◆ **Extrait**:
**********
Cécilie Champy : Une histoire des cocus
Revue de Maurice Daumas, Au bonheur des mâles. Adultère et cocuage à la Renaissance 1400-1650, Armand Colin, à nonfinction.fr (29.11.2007) :
Pourquoi les hommes de la Renaissance avaient-ils si peur d’être cocus ? De Rabelais à Montaigne, en passant par les innombrables histoires de cocuage que l’on trouve dans la littérature de divertissement, les fabliaux et les nouvelles - dont les recueils les plus célèbres sont pour la période ceux de Boccace et de Marguerite de Navarre - il n’est question que de maris trompés par des célibataires sans scrupules, prêts à tout pour leur prendre de gré ou de force leur femme, voire leur fortune. Partant de ce constat, l’auteur cherche à comprendre les raisons de cette peur qui semble avoir obnubilé les maris à la fin du Moyen-Age et à l’aube des Temps Modernes. L’ambition de Maurice Daumas est de s’intéresser à la fois à la réalité de l’adultère dans la France de la première modernité et à sa représentation dans la culture orale, telle que nous la connaissons à travers les sources judiciaires et les enquêtes menées par les historiens sur les rituels festifs et dans la littérature de divertissement, celles des nouvelles de Boccace, de Marguerite de Navarre ou de Noël du Fail.
**********
Enregistrements conservés:
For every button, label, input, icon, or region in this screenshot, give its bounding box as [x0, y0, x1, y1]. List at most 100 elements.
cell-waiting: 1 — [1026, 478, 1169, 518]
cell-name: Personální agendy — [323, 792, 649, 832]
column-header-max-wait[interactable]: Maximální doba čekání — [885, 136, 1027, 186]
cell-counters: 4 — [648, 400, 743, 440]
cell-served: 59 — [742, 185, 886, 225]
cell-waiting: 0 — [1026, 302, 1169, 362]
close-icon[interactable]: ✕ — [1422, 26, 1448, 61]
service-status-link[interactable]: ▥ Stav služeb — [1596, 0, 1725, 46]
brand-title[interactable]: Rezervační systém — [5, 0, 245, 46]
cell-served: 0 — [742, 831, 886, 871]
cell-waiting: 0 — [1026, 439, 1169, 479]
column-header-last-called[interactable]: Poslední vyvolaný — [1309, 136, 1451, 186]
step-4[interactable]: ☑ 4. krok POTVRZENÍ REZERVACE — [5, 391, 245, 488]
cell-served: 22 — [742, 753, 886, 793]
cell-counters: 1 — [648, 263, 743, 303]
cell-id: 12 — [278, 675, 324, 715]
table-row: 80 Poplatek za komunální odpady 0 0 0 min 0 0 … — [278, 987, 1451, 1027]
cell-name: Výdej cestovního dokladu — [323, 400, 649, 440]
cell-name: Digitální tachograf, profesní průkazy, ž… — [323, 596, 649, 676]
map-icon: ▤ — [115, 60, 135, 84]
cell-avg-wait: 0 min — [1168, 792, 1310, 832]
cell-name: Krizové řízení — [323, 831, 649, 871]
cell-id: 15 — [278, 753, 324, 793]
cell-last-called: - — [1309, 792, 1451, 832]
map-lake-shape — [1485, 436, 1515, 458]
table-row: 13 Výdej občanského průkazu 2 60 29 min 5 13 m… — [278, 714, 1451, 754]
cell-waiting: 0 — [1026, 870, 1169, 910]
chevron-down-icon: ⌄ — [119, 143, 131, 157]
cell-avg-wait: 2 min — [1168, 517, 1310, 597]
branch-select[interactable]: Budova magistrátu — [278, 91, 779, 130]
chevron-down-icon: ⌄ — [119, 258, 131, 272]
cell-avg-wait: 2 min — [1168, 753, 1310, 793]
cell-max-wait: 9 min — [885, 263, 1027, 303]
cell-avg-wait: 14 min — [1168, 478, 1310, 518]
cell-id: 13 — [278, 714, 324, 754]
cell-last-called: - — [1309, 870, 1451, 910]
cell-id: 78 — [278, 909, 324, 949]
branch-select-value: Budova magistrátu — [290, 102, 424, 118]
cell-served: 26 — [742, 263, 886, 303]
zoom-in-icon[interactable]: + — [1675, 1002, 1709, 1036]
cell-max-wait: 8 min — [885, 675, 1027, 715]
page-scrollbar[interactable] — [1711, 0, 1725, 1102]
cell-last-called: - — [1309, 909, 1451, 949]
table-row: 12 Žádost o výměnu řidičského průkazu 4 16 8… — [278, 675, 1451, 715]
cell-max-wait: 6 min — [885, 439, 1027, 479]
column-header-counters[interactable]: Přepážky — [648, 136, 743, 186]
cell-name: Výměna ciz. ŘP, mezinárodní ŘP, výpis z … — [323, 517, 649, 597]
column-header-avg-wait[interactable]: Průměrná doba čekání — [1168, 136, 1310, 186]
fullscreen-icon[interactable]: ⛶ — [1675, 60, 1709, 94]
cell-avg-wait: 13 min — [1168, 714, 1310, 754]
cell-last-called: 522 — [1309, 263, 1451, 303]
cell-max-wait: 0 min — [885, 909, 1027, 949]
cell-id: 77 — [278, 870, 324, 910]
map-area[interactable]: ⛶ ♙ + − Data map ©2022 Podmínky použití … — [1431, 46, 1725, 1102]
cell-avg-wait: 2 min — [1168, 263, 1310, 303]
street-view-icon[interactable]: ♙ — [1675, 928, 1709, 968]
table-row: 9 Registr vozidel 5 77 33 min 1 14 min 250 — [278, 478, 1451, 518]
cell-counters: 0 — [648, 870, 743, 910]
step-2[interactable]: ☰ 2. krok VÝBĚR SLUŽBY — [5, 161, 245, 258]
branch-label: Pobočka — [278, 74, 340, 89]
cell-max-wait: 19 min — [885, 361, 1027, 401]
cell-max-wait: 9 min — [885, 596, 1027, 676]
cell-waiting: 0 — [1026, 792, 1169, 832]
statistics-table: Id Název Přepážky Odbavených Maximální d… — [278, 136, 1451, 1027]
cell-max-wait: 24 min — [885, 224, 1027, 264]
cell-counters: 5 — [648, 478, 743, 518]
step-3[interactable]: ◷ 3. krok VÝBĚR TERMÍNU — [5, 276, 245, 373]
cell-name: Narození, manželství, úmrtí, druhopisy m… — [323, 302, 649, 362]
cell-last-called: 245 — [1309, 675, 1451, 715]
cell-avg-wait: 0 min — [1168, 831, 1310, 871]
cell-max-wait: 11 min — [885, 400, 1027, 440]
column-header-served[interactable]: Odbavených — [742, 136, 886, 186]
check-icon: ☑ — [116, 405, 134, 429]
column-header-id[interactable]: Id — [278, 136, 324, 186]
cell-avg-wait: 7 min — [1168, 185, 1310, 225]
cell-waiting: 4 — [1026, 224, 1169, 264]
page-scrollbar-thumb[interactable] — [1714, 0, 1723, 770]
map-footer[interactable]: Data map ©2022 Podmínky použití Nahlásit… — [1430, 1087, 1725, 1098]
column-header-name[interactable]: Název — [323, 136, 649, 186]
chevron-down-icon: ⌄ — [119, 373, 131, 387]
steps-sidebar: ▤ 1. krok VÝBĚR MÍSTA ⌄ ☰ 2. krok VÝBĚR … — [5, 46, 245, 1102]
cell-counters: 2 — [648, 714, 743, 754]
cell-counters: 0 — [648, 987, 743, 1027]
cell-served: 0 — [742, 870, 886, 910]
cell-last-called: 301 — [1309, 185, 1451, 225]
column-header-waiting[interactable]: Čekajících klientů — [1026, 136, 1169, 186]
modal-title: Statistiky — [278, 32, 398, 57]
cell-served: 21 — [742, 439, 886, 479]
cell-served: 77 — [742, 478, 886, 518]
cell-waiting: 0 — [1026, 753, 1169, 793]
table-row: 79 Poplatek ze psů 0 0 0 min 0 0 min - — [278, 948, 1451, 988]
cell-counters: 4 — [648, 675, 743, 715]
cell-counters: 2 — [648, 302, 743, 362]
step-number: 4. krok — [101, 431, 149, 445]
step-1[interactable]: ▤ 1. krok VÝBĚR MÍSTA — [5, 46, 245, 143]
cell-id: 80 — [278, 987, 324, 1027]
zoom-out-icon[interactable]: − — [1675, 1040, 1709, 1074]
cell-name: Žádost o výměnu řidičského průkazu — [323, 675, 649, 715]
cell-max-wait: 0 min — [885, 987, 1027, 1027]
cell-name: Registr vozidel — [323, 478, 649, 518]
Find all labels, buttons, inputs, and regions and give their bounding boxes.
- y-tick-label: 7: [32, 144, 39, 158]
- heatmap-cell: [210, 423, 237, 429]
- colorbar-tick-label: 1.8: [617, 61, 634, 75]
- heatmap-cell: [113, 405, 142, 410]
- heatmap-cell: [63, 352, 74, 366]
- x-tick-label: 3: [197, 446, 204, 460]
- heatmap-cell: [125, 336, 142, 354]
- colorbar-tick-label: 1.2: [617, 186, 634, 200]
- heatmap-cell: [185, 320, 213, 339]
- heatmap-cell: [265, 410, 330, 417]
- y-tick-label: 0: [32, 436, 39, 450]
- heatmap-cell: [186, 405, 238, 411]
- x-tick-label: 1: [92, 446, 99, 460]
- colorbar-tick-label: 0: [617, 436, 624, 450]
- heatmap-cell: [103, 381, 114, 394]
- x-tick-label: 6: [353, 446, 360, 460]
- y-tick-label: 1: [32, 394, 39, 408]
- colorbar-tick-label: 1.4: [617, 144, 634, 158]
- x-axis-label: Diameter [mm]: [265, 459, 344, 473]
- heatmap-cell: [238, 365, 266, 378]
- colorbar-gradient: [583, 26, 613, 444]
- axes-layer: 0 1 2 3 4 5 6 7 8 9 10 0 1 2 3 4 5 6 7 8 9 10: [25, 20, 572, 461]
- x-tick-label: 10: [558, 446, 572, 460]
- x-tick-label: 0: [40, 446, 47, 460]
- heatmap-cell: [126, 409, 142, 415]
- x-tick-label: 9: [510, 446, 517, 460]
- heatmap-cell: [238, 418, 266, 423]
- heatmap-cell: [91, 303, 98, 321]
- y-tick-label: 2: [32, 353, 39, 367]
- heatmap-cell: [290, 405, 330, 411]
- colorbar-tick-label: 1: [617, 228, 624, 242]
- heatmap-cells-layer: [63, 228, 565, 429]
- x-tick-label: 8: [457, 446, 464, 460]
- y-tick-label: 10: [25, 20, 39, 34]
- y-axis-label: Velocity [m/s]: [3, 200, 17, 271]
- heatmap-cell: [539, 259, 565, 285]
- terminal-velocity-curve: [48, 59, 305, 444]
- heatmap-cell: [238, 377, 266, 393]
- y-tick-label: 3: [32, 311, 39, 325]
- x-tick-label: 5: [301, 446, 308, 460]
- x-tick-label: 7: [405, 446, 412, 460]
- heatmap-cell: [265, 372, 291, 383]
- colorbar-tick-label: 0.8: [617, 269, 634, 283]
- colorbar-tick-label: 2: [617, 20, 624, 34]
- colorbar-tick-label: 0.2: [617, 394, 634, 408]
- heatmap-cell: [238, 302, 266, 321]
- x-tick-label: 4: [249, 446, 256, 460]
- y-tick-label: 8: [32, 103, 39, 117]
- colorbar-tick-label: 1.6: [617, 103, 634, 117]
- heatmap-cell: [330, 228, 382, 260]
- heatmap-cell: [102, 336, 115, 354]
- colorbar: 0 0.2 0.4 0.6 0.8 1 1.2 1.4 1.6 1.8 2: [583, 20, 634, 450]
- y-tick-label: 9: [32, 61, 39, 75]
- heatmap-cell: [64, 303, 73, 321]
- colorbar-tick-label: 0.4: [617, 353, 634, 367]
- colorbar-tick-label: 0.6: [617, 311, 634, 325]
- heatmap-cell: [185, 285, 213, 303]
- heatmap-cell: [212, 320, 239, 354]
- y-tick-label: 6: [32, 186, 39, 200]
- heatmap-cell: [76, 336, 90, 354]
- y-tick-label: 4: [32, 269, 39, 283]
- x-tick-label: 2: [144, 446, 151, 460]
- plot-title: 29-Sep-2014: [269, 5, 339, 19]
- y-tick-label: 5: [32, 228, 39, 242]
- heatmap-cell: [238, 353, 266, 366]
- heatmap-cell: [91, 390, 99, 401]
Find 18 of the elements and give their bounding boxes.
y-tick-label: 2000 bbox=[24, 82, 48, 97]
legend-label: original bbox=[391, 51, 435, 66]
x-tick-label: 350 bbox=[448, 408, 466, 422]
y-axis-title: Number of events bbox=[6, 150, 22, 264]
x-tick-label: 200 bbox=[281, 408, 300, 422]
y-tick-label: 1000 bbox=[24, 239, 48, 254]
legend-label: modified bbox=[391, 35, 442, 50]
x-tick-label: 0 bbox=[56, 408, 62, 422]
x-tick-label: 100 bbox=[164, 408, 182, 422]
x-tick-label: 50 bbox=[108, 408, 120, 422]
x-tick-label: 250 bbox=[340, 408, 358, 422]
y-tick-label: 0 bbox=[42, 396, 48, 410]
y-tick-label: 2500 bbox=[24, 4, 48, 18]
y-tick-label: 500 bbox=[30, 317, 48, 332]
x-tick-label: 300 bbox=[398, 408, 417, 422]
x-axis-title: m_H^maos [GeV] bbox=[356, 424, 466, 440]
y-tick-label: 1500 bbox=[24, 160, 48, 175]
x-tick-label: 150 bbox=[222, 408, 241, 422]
**********
◆ **Détails de l'exercice**:
Indiquez, d'après l'extrait sur l'adultère à la Renaissance, quels auteurs ont signé les recueils de nouvelles les plus célèbres de la période.

◆ **Réponse**:
Boccace et Marguerite de Navarre.